What the task asks
Each of the entries should be retyped precisely as it appears.

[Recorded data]
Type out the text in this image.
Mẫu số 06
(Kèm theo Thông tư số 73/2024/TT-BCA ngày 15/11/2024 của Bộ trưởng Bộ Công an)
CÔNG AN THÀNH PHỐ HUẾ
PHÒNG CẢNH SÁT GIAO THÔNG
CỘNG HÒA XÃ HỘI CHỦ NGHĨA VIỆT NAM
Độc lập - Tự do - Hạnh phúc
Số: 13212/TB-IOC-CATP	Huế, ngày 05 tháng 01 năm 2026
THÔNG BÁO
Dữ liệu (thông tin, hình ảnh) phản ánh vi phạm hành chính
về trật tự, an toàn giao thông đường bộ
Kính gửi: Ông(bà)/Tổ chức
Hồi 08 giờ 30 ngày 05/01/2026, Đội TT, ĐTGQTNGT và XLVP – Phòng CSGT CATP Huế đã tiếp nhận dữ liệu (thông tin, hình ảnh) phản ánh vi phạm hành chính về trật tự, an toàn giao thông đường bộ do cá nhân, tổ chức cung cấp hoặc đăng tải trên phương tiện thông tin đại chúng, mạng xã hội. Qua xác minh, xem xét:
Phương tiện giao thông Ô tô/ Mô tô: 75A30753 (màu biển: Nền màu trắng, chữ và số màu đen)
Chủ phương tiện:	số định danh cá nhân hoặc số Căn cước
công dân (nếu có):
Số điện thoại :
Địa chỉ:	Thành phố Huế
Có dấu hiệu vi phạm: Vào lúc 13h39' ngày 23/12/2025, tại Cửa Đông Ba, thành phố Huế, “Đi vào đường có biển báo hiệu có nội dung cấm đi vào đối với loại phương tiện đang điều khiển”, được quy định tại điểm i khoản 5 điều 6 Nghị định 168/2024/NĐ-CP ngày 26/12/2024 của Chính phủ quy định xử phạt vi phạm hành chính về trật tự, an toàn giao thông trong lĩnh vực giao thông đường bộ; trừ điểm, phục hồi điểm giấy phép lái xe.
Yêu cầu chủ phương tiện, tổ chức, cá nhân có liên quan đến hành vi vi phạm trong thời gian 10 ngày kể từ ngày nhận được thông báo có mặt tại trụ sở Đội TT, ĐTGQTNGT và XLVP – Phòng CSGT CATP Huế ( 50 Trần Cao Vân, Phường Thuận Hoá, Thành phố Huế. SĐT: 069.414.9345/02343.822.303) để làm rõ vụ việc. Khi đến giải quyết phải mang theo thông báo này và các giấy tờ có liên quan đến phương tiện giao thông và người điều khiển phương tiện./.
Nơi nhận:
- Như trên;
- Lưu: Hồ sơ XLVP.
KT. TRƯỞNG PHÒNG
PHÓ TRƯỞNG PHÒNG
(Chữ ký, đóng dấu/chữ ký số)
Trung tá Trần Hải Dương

Solution to this problem
Type out the text in this image.
Mẫu số 06
(Kèm theo Thông tư số 73/2024/TT-BCA ngày 15/11/2024 của Bộ trưởng Bộ Công an)
CÔNG AN THÀNH PHỐ HUẾ
PHÒNG CẢNH SÁT GIAO THÔNG
CỘNG HÒA XÃ HỘI CHỦ NGHĨA VIỆT NAM
Độc lập - Tự do - Hạnh phúc
Số: 13212/TB-IOC-CATP	Huế, ngày 05 tháng 01 năm 2026
THÔNG BÁO
Dữ liệu (thông tin, hình ảnh) phản ánh vi phạm hành chính
về trật tự, an toàn giao thông đường bộ
Kính gửi: Ông(bà)/Tổ chức
Hồi 08 giờ 30 ngày 05/01/2026, Đội TT, ĐTGQTNGT và XLVP – Phòng CSGT CATP Huế đã tiếp nhận dữ liệu (thông tin, hình ảnh) phản ánh vi phạm hành chính về trật tự, an toàn giao thông đường bộ do cá nhân, tổ chức cung cấp hoặc đăng tải trên phương tiện thông tin đại chúng, mạng xã hội. Qua xác minh, xem xét:
Phương tiện giao thông Ô tô/ Mô tô: 75A30753 (màu biển: Nền màu trắng, chữ và số màu đen)
Chủ phương tiện:	số định danh cá nhân hoặc số Căn cước
công dân (nếu có):
Số điện thoại :
Địa chỉ:	Thành phố Huế
Có dấu hiệu vi phạm: Vào lúc 13h39' ngày 23/12/2025, tại Cửa Đông Ba, thành phố Huế, “Đi vào đường có biển báo hiệu có nội dung cấm đi vào đối với loại phương tiện đang điều khiển”, được quy định tại điểm i khoản 5 điều 6 Nghị định 168/2024/NĐ-CP ngày 26/12/2024 của Chính phủ quy định xử phạt vi phạm hành chính về trật tự, an toàn giao thông trong lĩnh vực giao thông đường bộ; trừ điểm, phục hồi điểm giấy phép lái xe.
Yêu cầu chủ phương tiện, tổ chức, cá nhân có liên quan đến hành vi vi phạm trong thời gian 10 ngày kể từ ngày nhận được thông báo có mặt tại trụ sở Đội TT, ĐTGQTNGT và XLVP – Phòng CSGT CATP Huế ( 50 Trần Cao Vân, Phường Thuận Hoá, Thành phố Huế. SĐT: 069.414.9345/02343.822.303) để làm rõ vụ việc. Khi đến giải quyết phải mang theo thông báo này và các giấy tờ có liên quan đến phương tiện giao thông và người điều khiển phương tiện./.
Nơi nhận:
- Như trên;
- Lưu: Hồ sơ XLVP.
KT. TRƯỞNG PHÒNG
PHÓ TRƯỞNG PHÒNG
(Chữ ký, đóng dấu/chữ ký số)
Trung tá Trần Hải Dương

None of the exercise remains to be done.